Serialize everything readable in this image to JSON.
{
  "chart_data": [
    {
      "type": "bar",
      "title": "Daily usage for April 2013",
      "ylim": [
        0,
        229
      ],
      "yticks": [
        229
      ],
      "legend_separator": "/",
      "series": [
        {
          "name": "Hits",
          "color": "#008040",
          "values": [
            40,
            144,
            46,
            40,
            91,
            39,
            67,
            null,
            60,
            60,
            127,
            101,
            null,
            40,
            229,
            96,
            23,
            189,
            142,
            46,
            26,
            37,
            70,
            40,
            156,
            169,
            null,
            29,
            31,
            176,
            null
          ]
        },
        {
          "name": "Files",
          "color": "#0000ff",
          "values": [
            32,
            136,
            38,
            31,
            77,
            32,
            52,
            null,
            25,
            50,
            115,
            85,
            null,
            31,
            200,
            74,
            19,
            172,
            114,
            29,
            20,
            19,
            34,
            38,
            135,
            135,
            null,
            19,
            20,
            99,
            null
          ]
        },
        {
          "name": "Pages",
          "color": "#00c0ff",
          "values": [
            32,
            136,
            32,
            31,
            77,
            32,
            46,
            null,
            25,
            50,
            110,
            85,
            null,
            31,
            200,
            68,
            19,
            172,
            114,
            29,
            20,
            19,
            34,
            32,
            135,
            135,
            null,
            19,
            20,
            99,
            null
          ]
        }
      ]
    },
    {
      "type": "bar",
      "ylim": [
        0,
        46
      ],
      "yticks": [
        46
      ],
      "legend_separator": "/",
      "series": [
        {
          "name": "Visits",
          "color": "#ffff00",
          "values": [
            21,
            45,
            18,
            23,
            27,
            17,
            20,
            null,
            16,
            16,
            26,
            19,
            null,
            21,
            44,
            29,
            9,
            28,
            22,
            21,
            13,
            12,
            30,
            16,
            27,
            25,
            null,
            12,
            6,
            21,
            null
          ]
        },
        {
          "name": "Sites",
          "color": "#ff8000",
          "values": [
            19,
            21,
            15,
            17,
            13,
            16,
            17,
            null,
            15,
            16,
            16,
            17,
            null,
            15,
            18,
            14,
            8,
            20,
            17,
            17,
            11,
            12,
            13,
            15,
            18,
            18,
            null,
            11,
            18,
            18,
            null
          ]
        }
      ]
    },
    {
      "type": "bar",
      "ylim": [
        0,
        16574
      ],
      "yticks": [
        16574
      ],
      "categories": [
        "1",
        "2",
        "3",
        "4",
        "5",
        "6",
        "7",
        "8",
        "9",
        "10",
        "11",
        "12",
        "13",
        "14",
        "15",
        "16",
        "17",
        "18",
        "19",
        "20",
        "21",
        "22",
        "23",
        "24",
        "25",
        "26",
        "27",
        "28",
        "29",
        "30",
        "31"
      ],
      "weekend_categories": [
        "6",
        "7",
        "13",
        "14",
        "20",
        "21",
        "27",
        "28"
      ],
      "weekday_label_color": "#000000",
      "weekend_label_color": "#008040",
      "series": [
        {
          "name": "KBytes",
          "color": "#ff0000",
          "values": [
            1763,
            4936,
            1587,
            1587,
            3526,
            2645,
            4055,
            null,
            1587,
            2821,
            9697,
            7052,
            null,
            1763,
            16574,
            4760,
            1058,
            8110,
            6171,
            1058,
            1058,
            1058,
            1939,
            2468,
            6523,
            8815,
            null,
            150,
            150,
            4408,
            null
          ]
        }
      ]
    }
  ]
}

● **CHALLENGE**:
Reproduce the records above exactly.

● **COMPLETE OUTPUT**:
Serialize everything readable in this image to JSON.
{
  "chart_data": [
    {
      "type": "bar",
      "title": "Daily usage for April 2013",
      "ylim": [
        0,
        229
      ],
      "yticks": [
        229
      ],
      "legend_separator": "/",
      "series": [
        {
          "name": "Hits",
          "color": "#008040",
          "values": [
            40,
            144,
            46,
            40,
            91,
            39,
            67,
            null,
            60,
            60,
            127,
            101,
            null,
            40,
            229,
            96,
            23,
            189,
            142,
            46,
            26,
            37,
            70,
            40,
            156,
            169,
            null,
            29,
            31,
            176,
            null
          ]
        },
        {
          "name": "Files",
          "color": "#0000ff",
          "values": [
            32,
            136,
            38,
            31,
            77,
            32,
            52,
            null,
            25,
            50,
            115,
            85,
            null,
            31,
            200,
            74,
            19,
            172,
            114,
            29,
            20,
            19,
            34,
            38,
            135,
            135,
            null,
            19,
            20,
            99,
            null
          ]
        },
        {
          "name": "Pages",
          "color": "#00c0ff",
          "values": [
            32,
            136,
            32,
            31,
            77,
            32,
            46,
            null,
            25,
            50,
            110,
            85,
            null,
            31,
            200,
            68,
            19,
            172,
            114,
            29,
            20,
            19,
            34,
            32,
            135,
            135,
            null,
            19,
            20,
            99,
            null
          ]
        }
      ]
    },
    {
      "type": "bar",
      "ylim": [
        0,
        46
      ],
      "yticks": [
        46
      ],
      "legend_separator": "/",
      "series": [
        {
          "name": "Visits",
          "color": "#ffff00",
          "values": [
            21,
            45,
            18,
            23,
            27,
            17,
            20,
            null,
            16,
            16,
            26,
            19,
            null,
            21,
            44,
            29,
            9,
            28,
            22,
            21,
            13,
            12,
            30,
            16,
            27,
            25,
            null,
            12,
            6,
            21,
            null
          ]
        },
        {
          "name": "Sites",
          "color": "#ff8000",
          "values": [
            19,
            21,
            15,
            17,
            13,
            16,
            17,
            null,
            15,
            16,
            16,
            17,
            null,
            15,
            18,
            14,
            8,
            20,
            17,
            17,
            11,
            12,
            13,
            15,
            18,
            18,
            null,
            11,
            18,
            18,
            null
          ]
        }
      ]
    },
    {
      "type": "bar",
      "ylim": [
        0,
        16574
      ],
      "yticks": [
        16574
      ],
      "categories": [
        "1",
        "2",
        "3",
        "4",
        "5",
        "6",
        "7",
        "8",
        "9",
        "10",
        "11",
        "12",
        "13",
        "14",
        "15",
        "16",
        "17",
        "18",
        "19",
        "20",
        "21",
        "22",
        "23",
        "24",
        "25",
        "26",
        "27",
        "28",
        "29",
        "30",
        "31"
      ],
      "weekend_categories": [
        "6",
        "7",
        "13",
        "14",
        "20",
        "21",
        "27",
        "28"
      ],
      "weekday_label_color": "#000000",
      "weekend_label_color": "#008040",
      "series": [
        {
          "name": "KBytes",
          "color": "#ff0000",
          "values": [
            1763,
            4936,
            1587,
            1587,
            3526,
            2645,
            4055,
            null,
            1587,
            2821,
            9697,
            7052,
            null,
            1763,
            16574,
            4760,
            1058,
            8110,
            6171,
            1058,
            1058,
            1058,
            1939,
            2468,
            6523,
            8815,
            null,
            150,
            150,
            4408,
            null
          ]
        }
      ]
    }
  ]
}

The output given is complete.